Count how many lines of the material hold "content". Respond with that number alone.
============================================================
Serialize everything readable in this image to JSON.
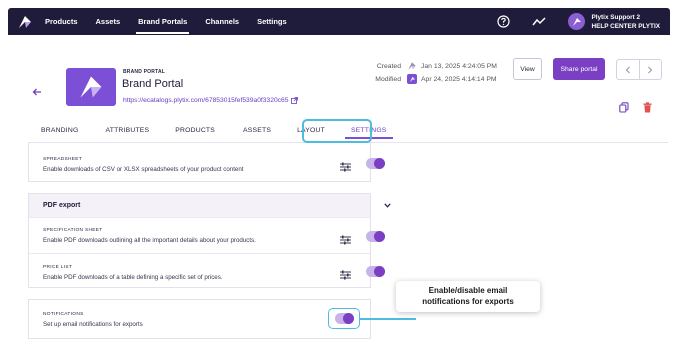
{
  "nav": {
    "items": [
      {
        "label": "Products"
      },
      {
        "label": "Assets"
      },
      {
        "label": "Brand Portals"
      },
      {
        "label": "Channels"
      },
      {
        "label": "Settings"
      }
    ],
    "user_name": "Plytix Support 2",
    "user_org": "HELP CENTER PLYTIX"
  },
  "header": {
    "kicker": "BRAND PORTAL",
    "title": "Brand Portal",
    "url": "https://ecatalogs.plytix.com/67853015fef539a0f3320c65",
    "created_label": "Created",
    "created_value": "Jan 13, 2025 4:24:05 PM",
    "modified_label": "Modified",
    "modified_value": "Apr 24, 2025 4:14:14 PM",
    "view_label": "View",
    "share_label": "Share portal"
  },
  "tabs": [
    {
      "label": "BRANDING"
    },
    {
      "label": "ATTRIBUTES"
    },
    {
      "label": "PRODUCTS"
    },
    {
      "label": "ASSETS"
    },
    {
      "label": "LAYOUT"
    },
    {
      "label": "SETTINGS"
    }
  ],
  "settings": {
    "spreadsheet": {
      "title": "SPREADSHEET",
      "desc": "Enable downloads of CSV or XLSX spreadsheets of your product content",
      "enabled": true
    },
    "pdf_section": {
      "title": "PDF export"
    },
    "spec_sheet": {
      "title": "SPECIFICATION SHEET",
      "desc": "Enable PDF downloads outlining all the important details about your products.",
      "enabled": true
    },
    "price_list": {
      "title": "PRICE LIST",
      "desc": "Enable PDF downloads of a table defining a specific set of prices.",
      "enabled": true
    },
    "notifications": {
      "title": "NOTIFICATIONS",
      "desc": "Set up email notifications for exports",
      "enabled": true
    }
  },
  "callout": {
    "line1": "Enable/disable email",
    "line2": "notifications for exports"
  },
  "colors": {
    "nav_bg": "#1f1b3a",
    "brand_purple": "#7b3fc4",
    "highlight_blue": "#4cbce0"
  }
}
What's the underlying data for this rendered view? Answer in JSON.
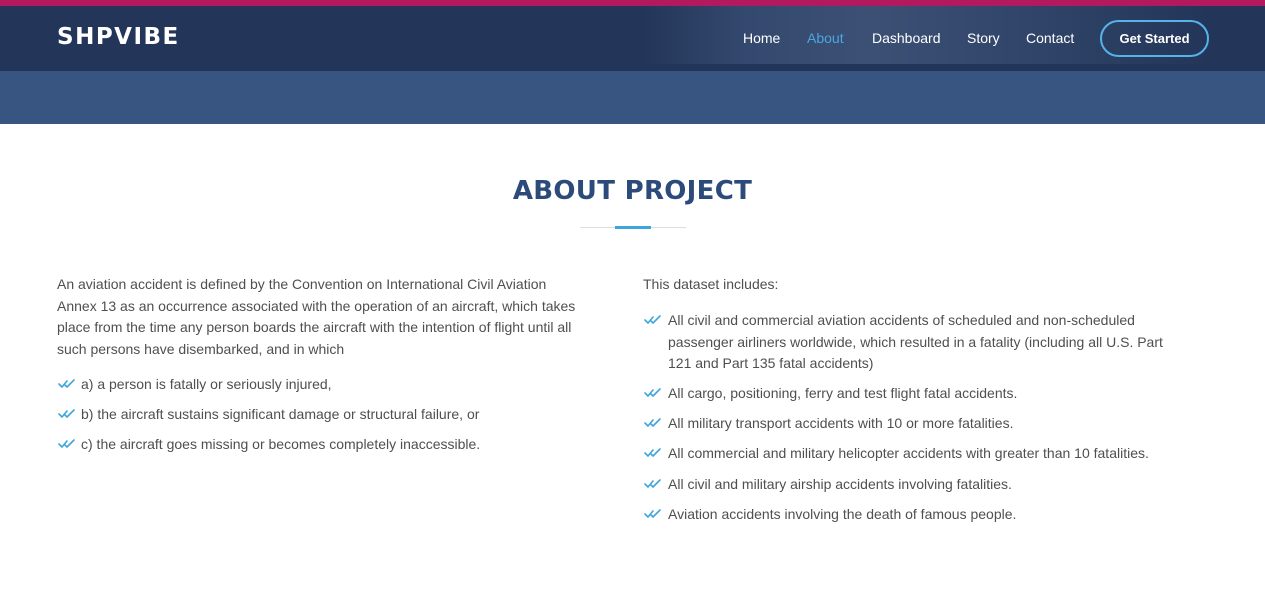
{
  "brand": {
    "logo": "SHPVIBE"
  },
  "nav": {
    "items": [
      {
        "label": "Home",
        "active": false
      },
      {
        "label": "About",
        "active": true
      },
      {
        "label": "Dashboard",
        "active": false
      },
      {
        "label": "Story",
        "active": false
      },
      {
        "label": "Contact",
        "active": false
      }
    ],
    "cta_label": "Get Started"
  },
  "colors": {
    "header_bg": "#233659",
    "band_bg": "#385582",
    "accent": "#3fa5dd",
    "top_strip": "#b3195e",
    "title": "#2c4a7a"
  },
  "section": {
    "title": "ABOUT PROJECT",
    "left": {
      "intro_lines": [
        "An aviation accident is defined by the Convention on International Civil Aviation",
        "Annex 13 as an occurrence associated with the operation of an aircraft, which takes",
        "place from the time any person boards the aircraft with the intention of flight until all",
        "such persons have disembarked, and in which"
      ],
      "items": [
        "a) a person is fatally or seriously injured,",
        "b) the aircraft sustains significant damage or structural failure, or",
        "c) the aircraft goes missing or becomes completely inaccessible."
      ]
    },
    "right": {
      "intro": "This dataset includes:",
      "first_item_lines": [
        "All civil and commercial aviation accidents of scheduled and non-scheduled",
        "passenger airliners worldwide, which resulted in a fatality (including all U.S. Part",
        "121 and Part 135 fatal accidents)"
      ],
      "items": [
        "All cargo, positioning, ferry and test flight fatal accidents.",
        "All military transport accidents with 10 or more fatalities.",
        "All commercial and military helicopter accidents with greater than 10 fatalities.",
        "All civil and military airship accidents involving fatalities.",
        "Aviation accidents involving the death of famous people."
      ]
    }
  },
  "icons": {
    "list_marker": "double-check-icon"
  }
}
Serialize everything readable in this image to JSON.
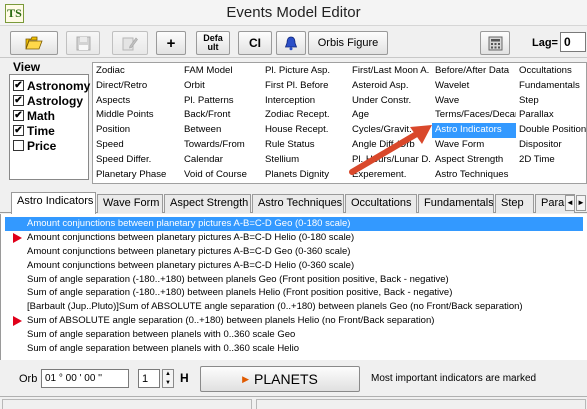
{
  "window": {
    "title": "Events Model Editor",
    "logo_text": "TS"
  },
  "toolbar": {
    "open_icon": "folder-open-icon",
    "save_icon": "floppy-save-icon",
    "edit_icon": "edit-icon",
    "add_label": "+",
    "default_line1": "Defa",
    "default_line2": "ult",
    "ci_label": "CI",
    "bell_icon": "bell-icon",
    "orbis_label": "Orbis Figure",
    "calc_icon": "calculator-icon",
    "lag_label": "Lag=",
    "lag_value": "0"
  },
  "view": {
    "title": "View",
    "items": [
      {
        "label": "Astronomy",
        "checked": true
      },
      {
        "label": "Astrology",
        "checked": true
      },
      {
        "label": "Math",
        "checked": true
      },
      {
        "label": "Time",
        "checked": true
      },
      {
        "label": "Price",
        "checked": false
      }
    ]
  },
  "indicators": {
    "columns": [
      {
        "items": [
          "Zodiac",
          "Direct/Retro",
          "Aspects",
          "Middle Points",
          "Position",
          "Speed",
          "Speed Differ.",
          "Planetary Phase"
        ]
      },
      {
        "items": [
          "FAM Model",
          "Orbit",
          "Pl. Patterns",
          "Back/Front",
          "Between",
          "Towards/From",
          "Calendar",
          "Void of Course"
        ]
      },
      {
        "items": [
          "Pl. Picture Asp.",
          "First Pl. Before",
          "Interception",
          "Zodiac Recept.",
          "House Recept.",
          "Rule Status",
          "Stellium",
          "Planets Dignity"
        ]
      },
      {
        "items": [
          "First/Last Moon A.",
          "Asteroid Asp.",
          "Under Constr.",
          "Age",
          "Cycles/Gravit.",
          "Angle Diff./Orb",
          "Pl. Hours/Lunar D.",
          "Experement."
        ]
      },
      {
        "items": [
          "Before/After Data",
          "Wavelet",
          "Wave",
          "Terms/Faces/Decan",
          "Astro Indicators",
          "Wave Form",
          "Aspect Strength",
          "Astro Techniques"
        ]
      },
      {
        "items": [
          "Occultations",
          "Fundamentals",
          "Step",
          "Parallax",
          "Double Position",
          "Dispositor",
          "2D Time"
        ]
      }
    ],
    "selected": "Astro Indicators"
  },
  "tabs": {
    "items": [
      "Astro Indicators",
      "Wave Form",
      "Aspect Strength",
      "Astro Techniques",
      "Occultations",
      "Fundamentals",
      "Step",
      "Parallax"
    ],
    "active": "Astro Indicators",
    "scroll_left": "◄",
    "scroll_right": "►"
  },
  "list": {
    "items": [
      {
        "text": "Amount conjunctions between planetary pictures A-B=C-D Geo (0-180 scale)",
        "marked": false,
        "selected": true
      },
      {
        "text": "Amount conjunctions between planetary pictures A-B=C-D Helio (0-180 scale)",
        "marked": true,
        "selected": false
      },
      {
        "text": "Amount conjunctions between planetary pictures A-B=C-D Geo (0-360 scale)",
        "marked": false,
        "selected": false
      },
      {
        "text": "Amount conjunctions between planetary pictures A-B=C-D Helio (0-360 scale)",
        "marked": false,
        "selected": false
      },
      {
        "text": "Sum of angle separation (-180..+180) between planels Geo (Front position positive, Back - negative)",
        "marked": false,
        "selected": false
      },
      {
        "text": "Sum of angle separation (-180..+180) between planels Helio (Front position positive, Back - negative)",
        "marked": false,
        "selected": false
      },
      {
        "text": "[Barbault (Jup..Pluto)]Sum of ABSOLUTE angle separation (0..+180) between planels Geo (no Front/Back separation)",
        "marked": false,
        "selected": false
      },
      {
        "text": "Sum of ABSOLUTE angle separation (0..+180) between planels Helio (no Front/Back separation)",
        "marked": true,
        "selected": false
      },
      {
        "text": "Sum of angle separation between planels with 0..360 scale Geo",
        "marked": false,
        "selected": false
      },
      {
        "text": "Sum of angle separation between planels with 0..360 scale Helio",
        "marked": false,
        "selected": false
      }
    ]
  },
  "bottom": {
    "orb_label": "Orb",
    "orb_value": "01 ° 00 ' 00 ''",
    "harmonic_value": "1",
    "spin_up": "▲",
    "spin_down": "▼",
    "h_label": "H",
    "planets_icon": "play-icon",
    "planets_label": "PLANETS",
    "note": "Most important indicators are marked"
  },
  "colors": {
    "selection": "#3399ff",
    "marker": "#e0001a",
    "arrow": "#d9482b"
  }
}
============================================================
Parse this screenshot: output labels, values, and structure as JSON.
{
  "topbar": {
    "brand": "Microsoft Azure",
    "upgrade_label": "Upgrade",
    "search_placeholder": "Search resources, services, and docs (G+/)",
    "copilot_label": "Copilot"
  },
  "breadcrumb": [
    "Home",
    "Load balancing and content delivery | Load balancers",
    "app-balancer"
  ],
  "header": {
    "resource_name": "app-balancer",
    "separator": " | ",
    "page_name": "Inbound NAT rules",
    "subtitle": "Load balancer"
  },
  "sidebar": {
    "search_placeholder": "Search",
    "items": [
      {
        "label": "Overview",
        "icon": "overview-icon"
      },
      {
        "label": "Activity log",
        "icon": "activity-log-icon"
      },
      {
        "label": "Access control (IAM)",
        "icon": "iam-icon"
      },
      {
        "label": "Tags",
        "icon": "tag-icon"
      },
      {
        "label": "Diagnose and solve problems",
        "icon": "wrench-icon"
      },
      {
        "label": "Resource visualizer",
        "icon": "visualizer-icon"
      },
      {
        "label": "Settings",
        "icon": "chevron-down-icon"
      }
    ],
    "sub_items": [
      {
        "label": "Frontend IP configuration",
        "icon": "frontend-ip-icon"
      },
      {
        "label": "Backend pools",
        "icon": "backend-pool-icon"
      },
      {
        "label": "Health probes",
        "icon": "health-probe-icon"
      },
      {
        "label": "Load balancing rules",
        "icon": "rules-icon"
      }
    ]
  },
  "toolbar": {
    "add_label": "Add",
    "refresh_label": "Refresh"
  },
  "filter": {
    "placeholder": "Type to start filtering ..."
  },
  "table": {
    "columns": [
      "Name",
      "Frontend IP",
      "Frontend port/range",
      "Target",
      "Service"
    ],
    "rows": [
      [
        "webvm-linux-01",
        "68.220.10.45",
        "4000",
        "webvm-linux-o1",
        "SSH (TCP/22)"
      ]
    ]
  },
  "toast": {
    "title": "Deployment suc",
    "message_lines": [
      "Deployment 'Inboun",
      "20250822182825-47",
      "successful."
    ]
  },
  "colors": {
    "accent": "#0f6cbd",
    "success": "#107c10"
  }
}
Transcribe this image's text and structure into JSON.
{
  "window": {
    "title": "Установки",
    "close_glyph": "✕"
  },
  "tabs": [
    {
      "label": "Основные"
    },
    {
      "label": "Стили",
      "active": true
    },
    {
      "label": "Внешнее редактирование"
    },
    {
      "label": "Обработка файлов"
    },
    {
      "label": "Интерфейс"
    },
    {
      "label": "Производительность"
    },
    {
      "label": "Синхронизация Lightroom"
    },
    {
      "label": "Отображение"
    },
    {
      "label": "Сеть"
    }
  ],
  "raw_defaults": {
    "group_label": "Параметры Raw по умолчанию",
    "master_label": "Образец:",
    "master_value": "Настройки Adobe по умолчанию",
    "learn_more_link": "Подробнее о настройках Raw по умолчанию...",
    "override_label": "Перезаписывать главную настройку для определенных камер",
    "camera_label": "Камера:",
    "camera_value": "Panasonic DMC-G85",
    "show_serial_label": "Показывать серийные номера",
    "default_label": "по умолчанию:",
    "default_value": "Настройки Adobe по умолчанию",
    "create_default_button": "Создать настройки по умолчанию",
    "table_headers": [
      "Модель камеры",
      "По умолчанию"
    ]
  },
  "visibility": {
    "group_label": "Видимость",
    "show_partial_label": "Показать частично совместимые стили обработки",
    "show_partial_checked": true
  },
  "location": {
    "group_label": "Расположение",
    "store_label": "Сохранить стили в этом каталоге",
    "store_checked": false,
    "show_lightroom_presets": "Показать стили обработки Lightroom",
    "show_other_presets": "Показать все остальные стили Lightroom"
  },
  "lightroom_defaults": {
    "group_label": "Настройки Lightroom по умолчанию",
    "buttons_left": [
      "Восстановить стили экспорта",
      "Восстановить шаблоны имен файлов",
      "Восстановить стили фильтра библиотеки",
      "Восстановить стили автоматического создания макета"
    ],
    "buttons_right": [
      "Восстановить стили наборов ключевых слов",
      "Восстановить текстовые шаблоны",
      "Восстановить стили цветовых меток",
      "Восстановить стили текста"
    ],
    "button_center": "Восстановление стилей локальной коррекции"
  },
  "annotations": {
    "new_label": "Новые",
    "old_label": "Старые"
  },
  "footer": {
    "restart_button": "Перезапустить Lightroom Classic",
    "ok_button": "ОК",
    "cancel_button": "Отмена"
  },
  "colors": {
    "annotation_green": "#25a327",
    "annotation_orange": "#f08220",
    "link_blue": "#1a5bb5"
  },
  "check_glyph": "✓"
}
============================================================
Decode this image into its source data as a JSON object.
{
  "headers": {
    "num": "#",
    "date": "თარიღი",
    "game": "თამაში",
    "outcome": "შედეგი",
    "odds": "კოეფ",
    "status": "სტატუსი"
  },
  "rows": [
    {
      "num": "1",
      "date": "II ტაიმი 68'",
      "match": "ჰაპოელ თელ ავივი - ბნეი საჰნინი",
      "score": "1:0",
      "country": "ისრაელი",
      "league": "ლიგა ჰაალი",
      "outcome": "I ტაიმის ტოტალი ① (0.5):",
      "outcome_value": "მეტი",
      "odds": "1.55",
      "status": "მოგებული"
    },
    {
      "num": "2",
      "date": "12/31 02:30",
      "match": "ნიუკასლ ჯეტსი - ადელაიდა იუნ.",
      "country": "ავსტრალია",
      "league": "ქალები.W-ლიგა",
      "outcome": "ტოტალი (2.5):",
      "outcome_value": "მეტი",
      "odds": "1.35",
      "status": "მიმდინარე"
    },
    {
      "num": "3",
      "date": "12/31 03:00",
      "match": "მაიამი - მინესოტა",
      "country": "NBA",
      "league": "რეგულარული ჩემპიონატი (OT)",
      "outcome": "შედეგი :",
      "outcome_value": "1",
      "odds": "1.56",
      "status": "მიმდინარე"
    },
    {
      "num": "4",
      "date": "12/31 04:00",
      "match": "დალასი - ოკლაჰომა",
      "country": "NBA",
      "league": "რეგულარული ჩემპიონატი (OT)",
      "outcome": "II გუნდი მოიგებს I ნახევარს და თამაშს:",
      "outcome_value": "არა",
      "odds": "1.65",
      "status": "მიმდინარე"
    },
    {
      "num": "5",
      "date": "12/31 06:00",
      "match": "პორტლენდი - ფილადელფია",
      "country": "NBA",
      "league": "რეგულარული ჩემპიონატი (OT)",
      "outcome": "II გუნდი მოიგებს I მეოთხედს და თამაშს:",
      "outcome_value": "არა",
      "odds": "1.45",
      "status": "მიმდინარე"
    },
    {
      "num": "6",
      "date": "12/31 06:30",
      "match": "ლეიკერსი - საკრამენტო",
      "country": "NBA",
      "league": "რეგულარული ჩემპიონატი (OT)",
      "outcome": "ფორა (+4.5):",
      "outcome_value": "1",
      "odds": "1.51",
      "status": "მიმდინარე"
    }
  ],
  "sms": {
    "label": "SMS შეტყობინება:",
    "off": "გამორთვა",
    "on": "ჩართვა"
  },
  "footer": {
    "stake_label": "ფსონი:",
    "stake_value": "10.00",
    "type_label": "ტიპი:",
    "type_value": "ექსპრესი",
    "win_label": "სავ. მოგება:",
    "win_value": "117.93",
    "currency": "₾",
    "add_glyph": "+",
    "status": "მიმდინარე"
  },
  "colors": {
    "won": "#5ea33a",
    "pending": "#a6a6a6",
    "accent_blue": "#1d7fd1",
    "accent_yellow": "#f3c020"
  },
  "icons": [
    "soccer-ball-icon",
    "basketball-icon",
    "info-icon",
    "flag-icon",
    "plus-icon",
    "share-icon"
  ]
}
============================================================
_Reply_
2